[Task goal] Go through the entries below and pick out every line with "tenure".

[Material for this exercise]
-----
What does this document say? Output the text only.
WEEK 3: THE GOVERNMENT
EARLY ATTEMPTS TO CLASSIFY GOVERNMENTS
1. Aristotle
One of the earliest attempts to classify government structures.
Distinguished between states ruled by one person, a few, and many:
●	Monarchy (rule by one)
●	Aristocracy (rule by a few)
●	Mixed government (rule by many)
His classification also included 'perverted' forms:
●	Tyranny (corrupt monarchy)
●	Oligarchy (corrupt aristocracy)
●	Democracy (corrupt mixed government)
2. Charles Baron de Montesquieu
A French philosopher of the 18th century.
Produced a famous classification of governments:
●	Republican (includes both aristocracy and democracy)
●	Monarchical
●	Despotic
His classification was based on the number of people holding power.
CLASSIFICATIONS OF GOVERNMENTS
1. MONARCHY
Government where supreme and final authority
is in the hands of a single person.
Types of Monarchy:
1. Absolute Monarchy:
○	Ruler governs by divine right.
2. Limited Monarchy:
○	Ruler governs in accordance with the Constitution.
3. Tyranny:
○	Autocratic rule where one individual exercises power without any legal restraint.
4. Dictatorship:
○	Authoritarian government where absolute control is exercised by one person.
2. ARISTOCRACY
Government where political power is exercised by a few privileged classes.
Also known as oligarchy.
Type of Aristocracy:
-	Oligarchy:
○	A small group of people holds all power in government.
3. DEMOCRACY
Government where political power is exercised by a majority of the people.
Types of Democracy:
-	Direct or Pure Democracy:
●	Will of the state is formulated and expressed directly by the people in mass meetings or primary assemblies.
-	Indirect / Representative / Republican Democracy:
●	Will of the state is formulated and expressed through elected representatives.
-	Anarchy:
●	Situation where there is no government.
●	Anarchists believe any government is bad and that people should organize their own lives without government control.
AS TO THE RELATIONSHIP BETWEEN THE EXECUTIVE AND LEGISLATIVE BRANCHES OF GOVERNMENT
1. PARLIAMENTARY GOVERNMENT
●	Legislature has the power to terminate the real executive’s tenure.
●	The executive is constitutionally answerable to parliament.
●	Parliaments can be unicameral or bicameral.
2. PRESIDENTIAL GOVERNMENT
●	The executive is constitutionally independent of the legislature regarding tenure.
-----
[Exercise output]
●	Legislature has the power to terminate the real executive’s tenure.
●	The executive is constitutionally independent of the legislature regarding tenure.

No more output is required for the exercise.